__Prompt__: Examine each line of the data. Copy those that contain the string "title".

══════════════════════════════

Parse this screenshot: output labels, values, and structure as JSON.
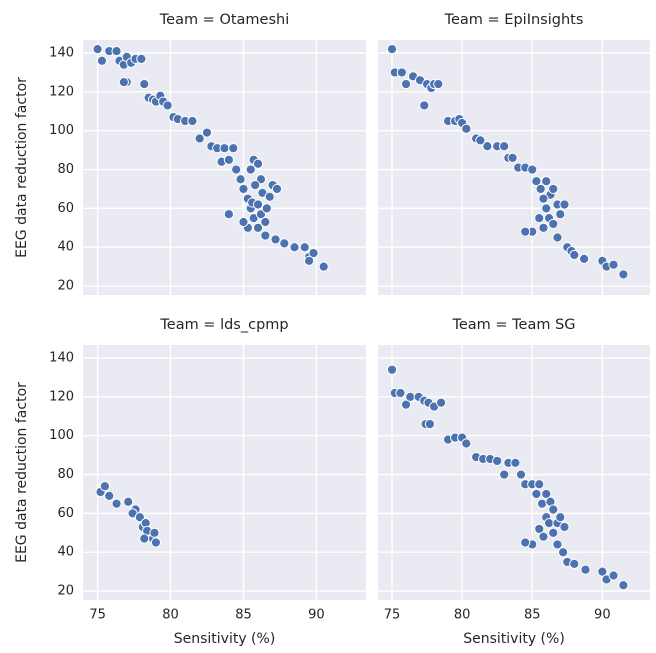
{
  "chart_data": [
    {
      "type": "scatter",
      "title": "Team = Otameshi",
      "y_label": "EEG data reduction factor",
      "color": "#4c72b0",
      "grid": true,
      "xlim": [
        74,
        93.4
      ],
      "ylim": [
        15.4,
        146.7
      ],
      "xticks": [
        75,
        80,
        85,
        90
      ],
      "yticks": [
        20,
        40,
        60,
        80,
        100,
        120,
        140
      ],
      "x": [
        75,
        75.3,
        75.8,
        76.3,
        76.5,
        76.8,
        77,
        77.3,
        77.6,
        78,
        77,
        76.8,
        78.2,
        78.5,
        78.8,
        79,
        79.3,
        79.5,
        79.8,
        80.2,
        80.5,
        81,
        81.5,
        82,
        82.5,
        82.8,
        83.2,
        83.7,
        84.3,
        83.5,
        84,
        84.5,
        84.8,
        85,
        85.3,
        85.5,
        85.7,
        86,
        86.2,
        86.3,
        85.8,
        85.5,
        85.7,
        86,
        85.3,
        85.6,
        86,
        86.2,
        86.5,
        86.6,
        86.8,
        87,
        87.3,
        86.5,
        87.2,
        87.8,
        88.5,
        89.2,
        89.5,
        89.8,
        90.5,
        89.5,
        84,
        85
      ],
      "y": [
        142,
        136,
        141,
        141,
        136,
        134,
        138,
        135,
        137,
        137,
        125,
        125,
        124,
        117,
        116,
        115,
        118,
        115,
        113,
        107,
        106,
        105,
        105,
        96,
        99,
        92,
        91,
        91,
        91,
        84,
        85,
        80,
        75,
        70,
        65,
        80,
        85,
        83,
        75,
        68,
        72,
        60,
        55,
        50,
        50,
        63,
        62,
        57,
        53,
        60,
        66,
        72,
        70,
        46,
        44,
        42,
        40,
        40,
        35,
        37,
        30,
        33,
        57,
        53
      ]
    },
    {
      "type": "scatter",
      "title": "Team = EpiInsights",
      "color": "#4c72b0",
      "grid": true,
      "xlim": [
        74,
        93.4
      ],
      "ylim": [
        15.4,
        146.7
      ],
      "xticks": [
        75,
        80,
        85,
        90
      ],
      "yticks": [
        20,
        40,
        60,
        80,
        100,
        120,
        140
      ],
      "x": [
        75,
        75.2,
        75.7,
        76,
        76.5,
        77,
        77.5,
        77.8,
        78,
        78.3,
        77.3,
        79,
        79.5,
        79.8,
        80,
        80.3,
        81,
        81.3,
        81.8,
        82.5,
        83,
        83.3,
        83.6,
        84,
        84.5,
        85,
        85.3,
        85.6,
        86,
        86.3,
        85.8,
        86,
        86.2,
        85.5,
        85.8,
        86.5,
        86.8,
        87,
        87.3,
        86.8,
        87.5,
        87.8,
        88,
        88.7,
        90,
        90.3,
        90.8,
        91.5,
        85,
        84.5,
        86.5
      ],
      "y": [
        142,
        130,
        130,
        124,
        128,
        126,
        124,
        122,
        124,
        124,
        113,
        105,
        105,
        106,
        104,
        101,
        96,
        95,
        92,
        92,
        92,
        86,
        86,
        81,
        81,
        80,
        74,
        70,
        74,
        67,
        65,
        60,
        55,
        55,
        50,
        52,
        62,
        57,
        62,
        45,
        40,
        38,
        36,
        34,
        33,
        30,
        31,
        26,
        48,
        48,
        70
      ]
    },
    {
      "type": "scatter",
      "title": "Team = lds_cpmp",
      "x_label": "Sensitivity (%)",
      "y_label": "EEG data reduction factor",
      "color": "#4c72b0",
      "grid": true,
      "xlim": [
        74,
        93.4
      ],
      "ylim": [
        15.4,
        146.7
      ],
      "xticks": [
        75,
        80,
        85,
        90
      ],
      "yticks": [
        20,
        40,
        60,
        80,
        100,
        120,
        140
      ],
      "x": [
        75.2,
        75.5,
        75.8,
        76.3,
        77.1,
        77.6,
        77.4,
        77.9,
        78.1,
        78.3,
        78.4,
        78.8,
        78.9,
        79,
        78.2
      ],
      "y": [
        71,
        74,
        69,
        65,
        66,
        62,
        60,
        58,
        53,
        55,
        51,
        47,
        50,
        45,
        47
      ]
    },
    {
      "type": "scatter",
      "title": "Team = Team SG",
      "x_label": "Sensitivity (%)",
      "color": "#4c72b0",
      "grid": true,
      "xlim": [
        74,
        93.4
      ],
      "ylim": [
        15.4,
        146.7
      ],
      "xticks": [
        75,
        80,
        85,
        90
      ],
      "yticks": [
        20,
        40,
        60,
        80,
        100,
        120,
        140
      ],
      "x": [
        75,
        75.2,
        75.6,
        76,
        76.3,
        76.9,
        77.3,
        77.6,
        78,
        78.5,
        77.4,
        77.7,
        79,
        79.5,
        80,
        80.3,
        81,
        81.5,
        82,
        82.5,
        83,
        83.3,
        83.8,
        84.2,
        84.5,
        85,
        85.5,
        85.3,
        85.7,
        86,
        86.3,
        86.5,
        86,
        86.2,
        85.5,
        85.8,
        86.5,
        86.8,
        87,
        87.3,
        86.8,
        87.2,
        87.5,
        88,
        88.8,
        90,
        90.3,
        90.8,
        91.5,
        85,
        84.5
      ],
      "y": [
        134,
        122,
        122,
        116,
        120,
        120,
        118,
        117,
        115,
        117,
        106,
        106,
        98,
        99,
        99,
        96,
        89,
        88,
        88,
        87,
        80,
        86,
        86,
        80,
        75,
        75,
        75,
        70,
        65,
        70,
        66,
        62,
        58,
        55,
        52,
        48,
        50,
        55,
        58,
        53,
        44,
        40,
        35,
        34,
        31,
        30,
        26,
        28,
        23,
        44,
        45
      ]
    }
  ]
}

══════════════════════════════

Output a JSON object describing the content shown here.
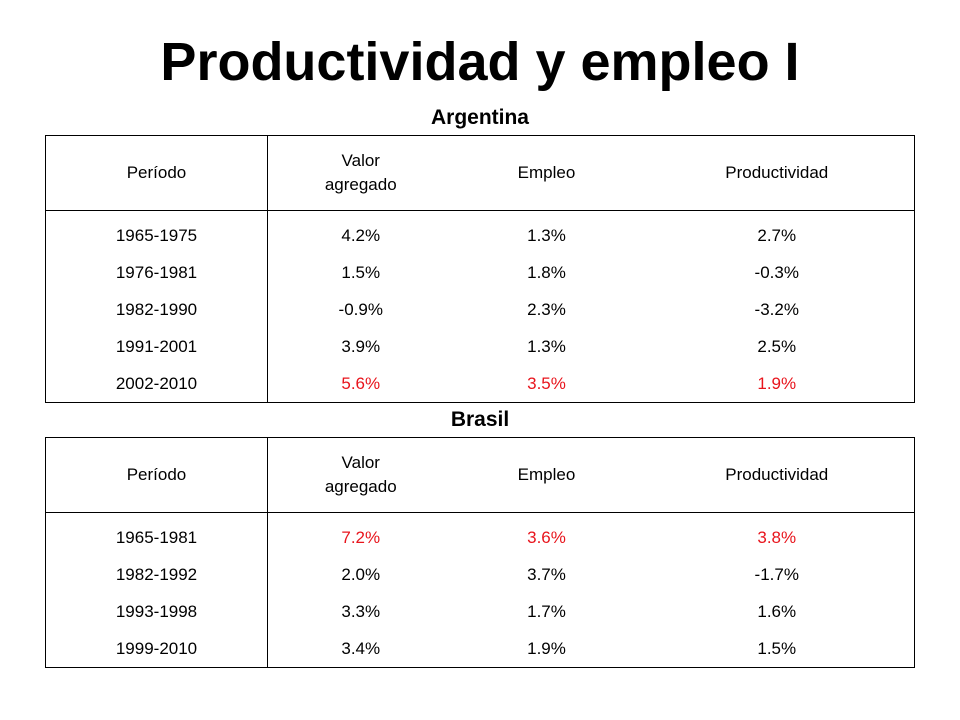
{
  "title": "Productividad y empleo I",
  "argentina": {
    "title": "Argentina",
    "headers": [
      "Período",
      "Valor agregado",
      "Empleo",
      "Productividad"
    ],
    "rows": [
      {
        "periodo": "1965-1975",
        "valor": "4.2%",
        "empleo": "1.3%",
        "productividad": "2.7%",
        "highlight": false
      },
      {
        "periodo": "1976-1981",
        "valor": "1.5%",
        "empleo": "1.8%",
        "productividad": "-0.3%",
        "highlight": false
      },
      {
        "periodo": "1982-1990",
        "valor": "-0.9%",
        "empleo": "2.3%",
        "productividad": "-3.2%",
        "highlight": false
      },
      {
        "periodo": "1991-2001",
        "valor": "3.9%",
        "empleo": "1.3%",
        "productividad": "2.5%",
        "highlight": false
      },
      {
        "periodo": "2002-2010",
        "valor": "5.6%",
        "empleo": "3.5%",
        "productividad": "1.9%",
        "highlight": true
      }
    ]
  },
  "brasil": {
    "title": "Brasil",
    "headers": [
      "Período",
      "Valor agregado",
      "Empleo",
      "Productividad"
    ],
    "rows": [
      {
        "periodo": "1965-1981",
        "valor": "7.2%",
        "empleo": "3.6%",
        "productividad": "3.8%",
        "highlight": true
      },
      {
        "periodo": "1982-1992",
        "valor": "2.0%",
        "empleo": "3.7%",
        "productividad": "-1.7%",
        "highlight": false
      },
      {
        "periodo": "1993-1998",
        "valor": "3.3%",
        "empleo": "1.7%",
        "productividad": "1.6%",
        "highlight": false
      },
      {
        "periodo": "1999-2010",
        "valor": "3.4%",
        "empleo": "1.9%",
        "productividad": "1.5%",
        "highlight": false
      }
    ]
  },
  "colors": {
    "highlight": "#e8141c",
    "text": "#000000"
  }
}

══════════════════════════════

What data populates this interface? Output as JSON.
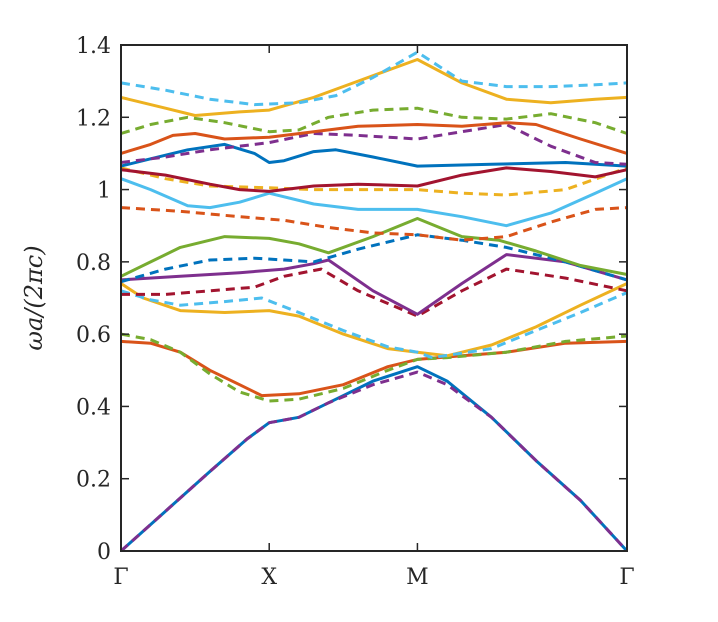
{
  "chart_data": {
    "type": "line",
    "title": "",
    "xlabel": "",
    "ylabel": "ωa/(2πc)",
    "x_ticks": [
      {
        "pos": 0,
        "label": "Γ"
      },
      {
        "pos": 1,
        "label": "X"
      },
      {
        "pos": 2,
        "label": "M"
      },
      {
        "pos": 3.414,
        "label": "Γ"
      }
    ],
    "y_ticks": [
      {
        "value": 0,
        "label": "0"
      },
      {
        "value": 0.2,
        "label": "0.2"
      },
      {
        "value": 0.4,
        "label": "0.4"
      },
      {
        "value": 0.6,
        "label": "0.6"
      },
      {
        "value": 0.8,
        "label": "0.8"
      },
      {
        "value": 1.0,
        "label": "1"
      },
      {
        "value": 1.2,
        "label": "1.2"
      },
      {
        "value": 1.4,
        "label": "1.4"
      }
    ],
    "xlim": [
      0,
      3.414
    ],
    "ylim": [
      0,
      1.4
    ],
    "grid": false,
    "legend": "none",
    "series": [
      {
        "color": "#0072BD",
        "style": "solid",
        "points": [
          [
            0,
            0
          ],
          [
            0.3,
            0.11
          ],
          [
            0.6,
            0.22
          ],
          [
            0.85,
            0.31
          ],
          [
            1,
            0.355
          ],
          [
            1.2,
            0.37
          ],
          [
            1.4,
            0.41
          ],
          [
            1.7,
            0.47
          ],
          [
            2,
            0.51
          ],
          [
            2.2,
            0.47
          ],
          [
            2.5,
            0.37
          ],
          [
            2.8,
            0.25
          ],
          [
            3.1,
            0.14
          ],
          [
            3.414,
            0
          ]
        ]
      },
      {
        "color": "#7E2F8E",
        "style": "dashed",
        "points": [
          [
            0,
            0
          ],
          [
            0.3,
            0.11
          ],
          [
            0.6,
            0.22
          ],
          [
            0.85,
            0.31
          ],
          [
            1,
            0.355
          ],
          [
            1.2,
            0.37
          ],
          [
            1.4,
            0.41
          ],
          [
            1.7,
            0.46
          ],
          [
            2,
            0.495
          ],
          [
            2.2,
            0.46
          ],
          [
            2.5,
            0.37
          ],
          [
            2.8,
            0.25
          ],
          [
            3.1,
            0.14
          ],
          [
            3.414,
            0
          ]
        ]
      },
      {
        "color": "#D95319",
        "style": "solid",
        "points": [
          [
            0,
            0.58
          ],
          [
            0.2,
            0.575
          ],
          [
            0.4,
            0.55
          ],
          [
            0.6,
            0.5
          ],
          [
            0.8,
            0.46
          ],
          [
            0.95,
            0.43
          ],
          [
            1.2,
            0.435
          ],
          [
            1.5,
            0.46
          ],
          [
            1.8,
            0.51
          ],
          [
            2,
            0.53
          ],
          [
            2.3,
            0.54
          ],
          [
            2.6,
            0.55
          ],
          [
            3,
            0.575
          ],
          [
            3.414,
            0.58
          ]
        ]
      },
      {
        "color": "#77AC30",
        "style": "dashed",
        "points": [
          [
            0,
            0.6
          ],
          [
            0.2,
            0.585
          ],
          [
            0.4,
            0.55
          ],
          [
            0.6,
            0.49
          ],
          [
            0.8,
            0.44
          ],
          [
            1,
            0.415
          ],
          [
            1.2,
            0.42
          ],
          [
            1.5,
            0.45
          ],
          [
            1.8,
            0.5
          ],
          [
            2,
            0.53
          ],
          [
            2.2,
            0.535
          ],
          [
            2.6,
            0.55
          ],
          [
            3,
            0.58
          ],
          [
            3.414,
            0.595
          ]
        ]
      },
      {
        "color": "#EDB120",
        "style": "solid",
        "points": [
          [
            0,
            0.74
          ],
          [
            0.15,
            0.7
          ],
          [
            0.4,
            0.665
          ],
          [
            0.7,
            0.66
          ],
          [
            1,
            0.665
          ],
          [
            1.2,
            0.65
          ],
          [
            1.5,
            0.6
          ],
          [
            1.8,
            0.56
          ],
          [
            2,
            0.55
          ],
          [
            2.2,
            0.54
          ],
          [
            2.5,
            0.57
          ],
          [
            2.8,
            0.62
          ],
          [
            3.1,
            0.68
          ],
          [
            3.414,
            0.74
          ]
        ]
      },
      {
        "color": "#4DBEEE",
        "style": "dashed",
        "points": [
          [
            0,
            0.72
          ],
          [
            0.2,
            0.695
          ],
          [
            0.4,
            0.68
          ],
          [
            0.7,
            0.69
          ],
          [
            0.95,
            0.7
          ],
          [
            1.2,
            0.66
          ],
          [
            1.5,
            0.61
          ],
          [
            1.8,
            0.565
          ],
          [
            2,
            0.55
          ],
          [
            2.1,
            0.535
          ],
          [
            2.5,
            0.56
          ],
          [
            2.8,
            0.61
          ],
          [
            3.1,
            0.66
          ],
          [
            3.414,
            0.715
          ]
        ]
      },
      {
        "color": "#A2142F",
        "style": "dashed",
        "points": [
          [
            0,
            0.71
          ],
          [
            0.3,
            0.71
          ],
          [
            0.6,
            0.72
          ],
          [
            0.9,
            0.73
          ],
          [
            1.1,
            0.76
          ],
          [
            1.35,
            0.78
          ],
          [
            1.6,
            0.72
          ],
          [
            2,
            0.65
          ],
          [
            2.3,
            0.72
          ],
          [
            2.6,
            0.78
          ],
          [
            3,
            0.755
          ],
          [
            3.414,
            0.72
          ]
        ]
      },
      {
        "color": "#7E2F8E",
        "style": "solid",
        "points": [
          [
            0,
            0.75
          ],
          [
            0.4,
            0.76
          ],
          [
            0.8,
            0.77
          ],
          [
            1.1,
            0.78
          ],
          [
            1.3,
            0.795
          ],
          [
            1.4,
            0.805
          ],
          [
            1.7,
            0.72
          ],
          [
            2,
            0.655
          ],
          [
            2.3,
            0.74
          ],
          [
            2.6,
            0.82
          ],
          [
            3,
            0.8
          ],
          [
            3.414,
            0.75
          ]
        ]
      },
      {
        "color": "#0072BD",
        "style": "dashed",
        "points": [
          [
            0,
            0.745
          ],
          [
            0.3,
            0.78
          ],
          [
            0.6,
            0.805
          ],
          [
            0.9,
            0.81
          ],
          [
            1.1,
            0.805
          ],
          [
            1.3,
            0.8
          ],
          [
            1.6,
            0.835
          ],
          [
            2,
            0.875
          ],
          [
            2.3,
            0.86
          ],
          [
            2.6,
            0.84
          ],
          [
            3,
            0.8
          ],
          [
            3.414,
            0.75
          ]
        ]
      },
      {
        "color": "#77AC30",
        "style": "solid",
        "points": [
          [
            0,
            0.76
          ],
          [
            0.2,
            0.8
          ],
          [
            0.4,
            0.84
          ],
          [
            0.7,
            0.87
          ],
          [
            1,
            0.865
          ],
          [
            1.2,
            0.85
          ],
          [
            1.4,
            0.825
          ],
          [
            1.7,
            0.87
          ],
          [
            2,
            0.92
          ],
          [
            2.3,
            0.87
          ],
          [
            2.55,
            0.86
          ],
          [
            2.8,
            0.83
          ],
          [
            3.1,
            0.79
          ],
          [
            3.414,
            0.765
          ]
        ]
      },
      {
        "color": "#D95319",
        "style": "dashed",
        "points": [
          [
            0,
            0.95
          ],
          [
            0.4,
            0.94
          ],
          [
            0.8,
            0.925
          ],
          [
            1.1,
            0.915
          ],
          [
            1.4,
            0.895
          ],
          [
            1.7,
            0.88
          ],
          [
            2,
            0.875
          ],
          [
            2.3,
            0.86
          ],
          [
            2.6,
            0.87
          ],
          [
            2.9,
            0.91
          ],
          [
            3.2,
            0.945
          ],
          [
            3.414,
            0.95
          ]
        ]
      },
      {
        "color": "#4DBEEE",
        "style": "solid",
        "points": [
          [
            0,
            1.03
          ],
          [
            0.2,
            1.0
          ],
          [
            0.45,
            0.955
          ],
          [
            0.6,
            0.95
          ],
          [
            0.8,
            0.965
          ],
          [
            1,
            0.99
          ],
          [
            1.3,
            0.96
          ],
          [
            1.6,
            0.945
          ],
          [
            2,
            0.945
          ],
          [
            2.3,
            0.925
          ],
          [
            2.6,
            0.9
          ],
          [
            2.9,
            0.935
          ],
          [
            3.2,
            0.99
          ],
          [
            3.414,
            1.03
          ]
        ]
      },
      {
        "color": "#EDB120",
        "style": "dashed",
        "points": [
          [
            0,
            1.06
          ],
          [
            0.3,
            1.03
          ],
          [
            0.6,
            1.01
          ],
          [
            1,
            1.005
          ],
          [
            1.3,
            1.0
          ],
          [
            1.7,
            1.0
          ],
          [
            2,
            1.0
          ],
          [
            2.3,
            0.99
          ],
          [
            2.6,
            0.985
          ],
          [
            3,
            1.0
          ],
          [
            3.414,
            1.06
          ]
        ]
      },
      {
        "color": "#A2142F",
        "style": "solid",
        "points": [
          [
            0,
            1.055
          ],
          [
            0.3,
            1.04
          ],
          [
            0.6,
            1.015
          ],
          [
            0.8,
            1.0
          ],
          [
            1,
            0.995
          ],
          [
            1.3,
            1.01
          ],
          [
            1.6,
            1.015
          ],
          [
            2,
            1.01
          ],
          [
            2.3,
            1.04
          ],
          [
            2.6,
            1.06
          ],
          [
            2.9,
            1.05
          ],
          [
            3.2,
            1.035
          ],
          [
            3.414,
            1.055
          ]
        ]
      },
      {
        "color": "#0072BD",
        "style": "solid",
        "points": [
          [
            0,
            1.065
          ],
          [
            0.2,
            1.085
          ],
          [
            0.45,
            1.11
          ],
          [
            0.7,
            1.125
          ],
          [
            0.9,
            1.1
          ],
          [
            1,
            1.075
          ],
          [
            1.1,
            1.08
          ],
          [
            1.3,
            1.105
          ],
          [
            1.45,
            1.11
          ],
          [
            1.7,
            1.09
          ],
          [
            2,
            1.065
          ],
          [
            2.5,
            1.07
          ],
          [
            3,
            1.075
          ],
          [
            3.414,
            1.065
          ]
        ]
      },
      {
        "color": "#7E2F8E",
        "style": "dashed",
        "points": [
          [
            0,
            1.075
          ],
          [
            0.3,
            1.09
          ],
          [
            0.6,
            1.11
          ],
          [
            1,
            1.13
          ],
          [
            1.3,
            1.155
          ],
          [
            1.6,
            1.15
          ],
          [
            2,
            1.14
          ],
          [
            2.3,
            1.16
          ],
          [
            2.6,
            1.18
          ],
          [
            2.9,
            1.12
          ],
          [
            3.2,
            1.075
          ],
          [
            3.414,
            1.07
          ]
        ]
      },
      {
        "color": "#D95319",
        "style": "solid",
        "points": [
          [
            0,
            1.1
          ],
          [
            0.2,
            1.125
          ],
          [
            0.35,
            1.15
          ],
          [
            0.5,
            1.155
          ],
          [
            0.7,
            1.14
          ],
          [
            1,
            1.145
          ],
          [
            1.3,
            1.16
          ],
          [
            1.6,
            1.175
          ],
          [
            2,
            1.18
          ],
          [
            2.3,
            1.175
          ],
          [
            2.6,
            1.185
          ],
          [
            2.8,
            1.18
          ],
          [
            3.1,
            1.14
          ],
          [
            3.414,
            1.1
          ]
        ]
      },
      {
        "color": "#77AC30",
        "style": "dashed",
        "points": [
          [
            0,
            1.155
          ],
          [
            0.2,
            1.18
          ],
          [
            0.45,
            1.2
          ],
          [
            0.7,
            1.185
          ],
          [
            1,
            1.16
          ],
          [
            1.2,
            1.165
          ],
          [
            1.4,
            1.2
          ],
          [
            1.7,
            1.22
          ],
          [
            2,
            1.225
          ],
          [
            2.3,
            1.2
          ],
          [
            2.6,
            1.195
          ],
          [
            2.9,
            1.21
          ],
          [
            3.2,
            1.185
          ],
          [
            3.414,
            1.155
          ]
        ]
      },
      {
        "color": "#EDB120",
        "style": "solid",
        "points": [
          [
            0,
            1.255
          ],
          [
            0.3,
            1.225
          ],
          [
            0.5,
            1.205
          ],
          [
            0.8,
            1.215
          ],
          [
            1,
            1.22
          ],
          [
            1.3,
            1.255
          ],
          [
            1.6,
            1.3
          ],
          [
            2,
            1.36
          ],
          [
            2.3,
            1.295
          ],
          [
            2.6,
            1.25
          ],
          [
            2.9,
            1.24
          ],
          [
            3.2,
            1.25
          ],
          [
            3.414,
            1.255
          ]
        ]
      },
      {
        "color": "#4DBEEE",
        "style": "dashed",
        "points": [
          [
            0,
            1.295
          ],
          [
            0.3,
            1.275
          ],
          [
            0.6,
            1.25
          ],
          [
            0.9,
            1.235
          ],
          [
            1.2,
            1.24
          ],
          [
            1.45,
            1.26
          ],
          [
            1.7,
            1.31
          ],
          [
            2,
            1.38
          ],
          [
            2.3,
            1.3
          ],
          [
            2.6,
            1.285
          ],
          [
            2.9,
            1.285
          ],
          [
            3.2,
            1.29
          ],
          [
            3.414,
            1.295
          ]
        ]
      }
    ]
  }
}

══════════════════════════════

__Exercise solution__:
      "title": "Team = Otameshi",
      "title": "Team = EpiInsights",
      "title": "Team = lds_cpmp",
      "title": "Team = Team SG",
  "title": "Productividad y empleo I",
    "title": "Argentina",
    "title": "Brasil",
    "title": "",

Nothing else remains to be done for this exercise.